▶ **Rows**
[Start]

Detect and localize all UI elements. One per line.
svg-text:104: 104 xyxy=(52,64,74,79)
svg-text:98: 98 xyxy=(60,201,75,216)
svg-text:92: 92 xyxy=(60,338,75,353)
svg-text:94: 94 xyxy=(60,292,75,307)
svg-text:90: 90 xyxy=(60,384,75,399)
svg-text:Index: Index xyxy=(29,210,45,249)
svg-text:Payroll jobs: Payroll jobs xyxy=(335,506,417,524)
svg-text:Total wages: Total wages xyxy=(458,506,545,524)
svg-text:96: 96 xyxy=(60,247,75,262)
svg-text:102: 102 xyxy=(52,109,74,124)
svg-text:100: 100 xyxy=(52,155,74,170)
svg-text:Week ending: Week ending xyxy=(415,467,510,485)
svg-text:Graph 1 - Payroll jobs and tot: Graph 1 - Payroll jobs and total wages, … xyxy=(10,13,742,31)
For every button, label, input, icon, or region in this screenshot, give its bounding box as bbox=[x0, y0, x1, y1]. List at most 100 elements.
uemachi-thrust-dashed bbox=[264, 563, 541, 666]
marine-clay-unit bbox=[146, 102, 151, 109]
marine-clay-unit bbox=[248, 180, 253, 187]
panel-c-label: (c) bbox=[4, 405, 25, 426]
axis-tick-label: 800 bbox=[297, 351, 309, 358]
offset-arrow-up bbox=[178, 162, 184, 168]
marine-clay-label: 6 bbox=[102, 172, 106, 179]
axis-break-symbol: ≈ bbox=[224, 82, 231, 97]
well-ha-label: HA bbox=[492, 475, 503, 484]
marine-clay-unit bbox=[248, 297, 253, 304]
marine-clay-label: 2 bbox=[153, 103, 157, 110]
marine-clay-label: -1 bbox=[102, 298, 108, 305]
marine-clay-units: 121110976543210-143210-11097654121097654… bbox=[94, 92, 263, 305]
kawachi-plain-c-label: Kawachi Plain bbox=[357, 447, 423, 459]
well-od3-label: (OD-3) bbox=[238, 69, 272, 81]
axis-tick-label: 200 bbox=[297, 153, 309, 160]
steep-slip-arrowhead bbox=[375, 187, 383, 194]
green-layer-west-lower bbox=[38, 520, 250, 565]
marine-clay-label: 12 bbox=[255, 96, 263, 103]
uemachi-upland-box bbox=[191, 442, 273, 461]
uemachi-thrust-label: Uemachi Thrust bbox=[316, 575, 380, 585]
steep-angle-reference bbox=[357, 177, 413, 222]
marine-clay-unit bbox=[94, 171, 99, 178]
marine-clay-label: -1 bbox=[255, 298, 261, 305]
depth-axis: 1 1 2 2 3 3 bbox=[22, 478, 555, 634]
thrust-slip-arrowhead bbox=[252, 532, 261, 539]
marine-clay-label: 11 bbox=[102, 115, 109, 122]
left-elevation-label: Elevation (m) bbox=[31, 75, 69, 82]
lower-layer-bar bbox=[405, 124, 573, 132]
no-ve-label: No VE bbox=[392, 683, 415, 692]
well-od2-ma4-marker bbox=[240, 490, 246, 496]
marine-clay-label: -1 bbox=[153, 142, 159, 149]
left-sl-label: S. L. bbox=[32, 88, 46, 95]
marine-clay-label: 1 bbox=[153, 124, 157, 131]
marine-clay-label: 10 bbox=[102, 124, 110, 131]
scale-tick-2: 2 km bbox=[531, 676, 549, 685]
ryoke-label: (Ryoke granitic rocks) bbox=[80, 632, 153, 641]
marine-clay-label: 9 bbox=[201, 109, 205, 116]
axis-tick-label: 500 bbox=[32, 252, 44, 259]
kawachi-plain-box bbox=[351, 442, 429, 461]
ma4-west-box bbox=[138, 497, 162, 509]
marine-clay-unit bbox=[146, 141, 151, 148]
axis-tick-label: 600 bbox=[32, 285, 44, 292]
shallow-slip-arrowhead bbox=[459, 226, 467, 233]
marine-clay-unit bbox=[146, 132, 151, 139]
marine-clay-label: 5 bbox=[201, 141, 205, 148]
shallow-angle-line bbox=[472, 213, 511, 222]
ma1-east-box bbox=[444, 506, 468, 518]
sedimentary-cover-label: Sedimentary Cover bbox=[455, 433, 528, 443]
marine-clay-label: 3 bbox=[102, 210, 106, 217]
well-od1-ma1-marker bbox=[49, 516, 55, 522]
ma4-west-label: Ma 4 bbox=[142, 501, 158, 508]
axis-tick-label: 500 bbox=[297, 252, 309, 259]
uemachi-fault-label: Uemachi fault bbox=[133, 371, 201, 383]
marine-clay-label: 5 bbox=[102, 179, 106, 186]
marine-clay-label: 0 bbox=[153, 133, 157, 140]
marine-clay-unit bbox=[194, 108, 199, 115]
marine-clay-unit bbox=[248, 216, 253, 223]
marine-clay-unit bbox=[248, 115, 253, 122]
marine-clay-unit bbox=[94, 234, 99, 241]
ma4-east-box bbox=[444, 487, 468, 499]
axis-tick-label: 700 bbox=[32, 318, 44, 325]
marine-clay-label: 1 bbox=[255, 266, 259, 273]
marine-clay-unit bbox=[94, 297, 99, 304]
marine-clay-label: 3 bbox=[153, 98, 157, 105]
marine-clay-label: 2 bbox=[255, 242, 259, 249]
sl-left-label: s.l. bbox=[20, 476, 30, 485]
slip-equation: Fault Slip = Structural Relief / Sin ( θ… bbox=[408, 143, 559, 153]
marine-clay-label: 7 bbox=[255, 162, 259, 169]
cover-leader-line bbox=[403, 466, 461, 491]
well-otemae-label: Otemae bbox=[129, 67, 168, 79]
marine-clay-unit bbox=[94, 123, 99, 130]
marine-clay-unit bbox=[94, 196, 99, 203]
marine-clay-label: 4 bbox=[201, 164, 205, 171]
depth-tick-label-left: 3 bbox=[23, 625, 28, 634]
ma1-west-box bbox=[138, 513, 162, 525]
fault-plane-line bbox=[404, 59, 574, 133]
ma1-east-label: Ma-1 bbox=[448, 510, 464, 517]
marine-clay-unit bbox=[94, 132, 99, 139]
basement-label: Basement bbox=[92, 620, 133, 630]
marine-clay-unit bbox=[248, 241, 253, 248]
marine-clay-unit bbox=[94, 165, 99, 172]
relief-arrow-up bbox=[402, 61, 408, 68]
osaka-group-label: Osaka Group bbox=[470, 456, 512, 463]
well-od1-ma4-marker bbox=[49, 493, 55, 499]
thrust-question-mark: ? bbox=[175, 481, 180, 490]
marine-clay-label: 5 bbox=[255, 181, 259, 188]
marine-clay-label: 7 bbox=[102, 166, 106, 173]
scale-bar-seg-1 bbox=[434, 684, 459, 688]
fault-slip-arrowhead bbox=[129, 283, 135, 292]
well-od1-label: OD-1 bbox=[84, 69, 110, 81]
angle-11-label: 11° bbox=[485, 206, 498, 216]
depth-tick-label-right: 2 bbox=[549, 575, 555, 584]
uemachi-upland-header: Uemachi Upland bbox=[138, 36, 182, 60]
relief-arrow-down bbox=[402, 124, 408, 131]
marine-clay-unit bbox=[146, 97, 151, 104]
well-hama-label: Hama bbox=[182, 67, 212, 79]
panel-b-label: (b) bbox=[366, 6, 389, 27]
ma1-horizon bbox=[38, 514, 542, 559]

[End]

▶ **Goal**
Copy out every line of the items above, word for word, with nothing changed.

▶ **Answer to this exercise**
Detect and localize all UI elements. One per line.
svg-text:104: 104 xyxy=(52,64,74,79)
svg-text:98: 98 xyxy=(60,201,75,216)
svg-text:92: 92 xyxy=(60,338,75,353)
svg-text:94: 94 xyxy=(60,292,75,307)
svg-text:90: 90 xyxy=(60,384,75,399)
svg-text:Index: Index xyxy=(29,210,45,249)
svg-text:Payroll jobs: Payroll jobs xyxy=(335,506,417,524)
svg-text:Total wages: Total wages xyxy=(458,506,545,524)
svg-text:96: 96 xyxy=(60,247,75,262)
svg-text:102: 102 xyxy=(52,109,74,124)
svg-text:100: 100 xyxy=(52,155,74,170)
svg-text:Week ending: Week ending xyxy=(415,467,510,485)
svg-text:Graph 1 - Payroll jobs and tot: Graph 1 - Payroll jobs and total wages, … xyxy=(10,13,742,31)
For every button, label, input, icon, or region in this screenshot, give its bounding box as bbox=[x0, y0, x1, y1]. List at most 100 elements.
uemachi-thrust-dashed bbox=[264, 563, 541, 666]
marine-clay-unit bbox=[146, 102, 151, 109]
marine-clay-unit bbox=[248, 180, 253, 187]
panel-c-label: (c) bbox=[4, 405, 25, 426]
axis-tick-label: 800 bbox=[297, 351, 309, 358]
offset-arrow-up bbox=[178, 162, 184, 168]
marine-clay-label: 6 bbox=[102, 172, 106, 179]
axis-break-symbol: ≈ bbox=[224, 82, 231, 97]
well-ha-label: HA bbox=[492, 475, 503, 484]
marine-clay-unit bbox=[248, 297, 253, 304]
marine-clay-label: 2 bbox=[153, 103, 157, 110]
marine-clay-label: -1 bbox=[102, 298, 108, 305]
marine-clay-units: 121110976543210-143210-11097654121097654… bbox=[94, 92, 263, 305]
kawachi-plain-c-label: Kawachi Plain bbox=[357, 447, 423, 459]
well-od3-label: (OD-3) bbox=[238, 69, 272, 81]
axis-tick-label: 200 bbox=[297, 153, 309, 160]
steep-slip-arrowhead bbox=[375, 187, 383, 194]
green-layer-west-lower bbox=[38, 520, 250, 565]
marine-clay-label: 12 bbox=[255, 96, 263, 103]
uemachi-upland-box bbox=[191, 442, 273, 461]
uemachi-thrust-label: Uemachi Thrust bbox=[316, 575, 380, 585]
steep-angle-reference bbox=[357, 177, 413, 222]
marine-clay-unit bbox=[94, 171, 99, 178]
marine-clay-label: -1 bbox=[255, 298, 261, 305]
depth-axis: 1 1 2 2 3 3 bbox=[22, 478, 555, 634]
thrust-slip-arrowhead bbox=[252, 532, 261, 539]
marine-clay-label: 11 bbox=[102, 115, 109, 122]
left-elevation-label: Elevation (m) bbox=[31, 75, 69, 82]
lower-layer-bar bbox=[405, 124, 573, 132]
no-ve-label: No VE bbox=[392, 683, 415, 692]
well-od2-ma4-marker bbox=[240, 490, 246, 496]
marine-clay-label: -1 bbox=[153, 142, 159, 149]
left-sl-label: S. L. bbox=[32, 88, 46, 95]
marine-clay-label: 1 bbox=[153, 124, 157, 131]
marine-clay-label: 10 bbox=[102, 124, 110, 131]
scale-tick-2: 2 km bbox=[531, 676, 549, 685]
ryoke-label: (Ryoke granitic rocks) bbox=[80, 632, 153, 641]
marine-clay-label: 9 bbox=[201, 109, 205, 116]
axis-tick-label: 500 bbox=[32, 252, 44, 259]
kawachi-plain-box bbox=[351, 442, 429, 461]
ma4-west-box bbox=[138, 497, 162, 509]
marine-clay-unit bbox=[146, 141, 151, 148]
axis-tick-label: 600 bbox=[32, 285, 44, 292]
shallow-slip-arrowhead bbox=[459, 226, 467, 233]
marine-clay-unit bbox=[146, 132, 151, 139]
marine-clay-label: 5 bbox=[201, 141, 205, 148]
shallow-angle-line bbox=[472, 213, 511, 222]
ma1-east-box bbox=[444, 506, 468, 518]
sedimentary-cover-label: Sedimentary Cover bbox=[455, 433, 528, 443]
marine-clay-label: 3 bbox=[102, 210, 106, 217]
well-od1-ma1-marker bbox=[49, 516, 55, 522]
ma4-west-label: Ma 4 bbox=[142, 501, 158, 508]
axis-tick-label: 500 bbox=[297, 252, 309, 259]
uemachi-fault-label: Uemachi fault bbox=[133, 371, 201, 383]
marine-clay-label: 5 bbox=[102, 179, 106, 186]
marine-clay-label: 0 bbox=[153, 133, 157, 140]
marine-clay-unit bbox=[194, 108, 199, 115]
marine-clay-unit bbox=[248, 216, 253, 223]
marine-clay-unit bbox=[248, 115, 253, 122]
marine-clay-unit bbox=[94, 234, 99, 241]
ma4-east-box bbox=[444, 487, 468, 499]
axis-tick-label: 700 bbox=[32, 318, 44, 325]
marine-clay-label: 1 bbox=[255, 266, 259, 273]
marine-clay-unit bbox=[94, 297, 99, 304]
marine-clay-label: 3 bbox=[153, 98, 157, 105]
marine-clay-label: 2 bbox=[255, 242, 259, 249]
sl-left-label: s.l. bbox=[20, 476, 30, 485]
slip-equation: Fault Slip = Structural Relief / Sin ( θ… bbox=[408, 143, 559, 153]
marine-clay-label: 7 bbox=[255, 162, 259, 169]
cover-leader-line bbox=[403, 466, 461, 491]
well-otemae-label: Otemae bbox=[129, 67, 168, 79]
marine-clay-unit bbox=[94, 123, 99, 130]
marine-clay-unit bbox=[94, 196, 99, 203]
marine-clay-label: 4 bbox=[201, 164, 205, 171]
depth-tick-label-left: 3 bbox=[23, 625, 28, 634]
ma1-west-box bbox=[138, 513, 162, 525]
fault-plane-line bbox=[404, 59, 574, 133]
ma1-east-label: Ma-1 bbox=[448, 510, 464, 517]
marine-clay-unit bbox=[94, 132, 99, 139]
basement-label: Basement bbox=[92, 620, 133, 630]
marine-clay-unit bbox=[248, 241, 253, 248]
marine-clay-unit bbox=[94, 165, 99, 172]
relief-arrow-up bbox=[402, 61, 408, 68]
osaka-group-label: Osaka Group bbox=[470, 456, 512, 463]
well-od1-ma4-marker bbox=[49, 493, 55, 499]
thrust-question-mark: ? bbox=[175, 481, 180, 490]
marine-clay-label: 5 bbox=[255, 181, 259, 188]
marine-clay-label: 7 bbox=[102, 166, 106, 173]
scale-bar-seg-1 bbox=[434, 684, 459, 688]
fault-slip-arrowhead bbox=[129, 283, 135, 292]
well-od1-label: OD-1 bbox=[84, 69, 110, 81]
angle-11-label: 11° bbox=[485, 206, 498, 216]
depth-tick-label-right: 2 bbox=[549, 575, 555, 584]
uemachi-upland-header: Uemachi Upland bbox=[138, 36, 182, 60]
relief-arrow-down bbox=[402, 124, 408, 131]
marine-clay-unit bbox=[146, 97, 151, 104]
well-hama-label: Hama bbox=[182, 67, 212, 79]
panel-b-label: (b) bbox=[366, 6, 389, 27]
ma1-horizon bbox=[38, 514, 542, 559]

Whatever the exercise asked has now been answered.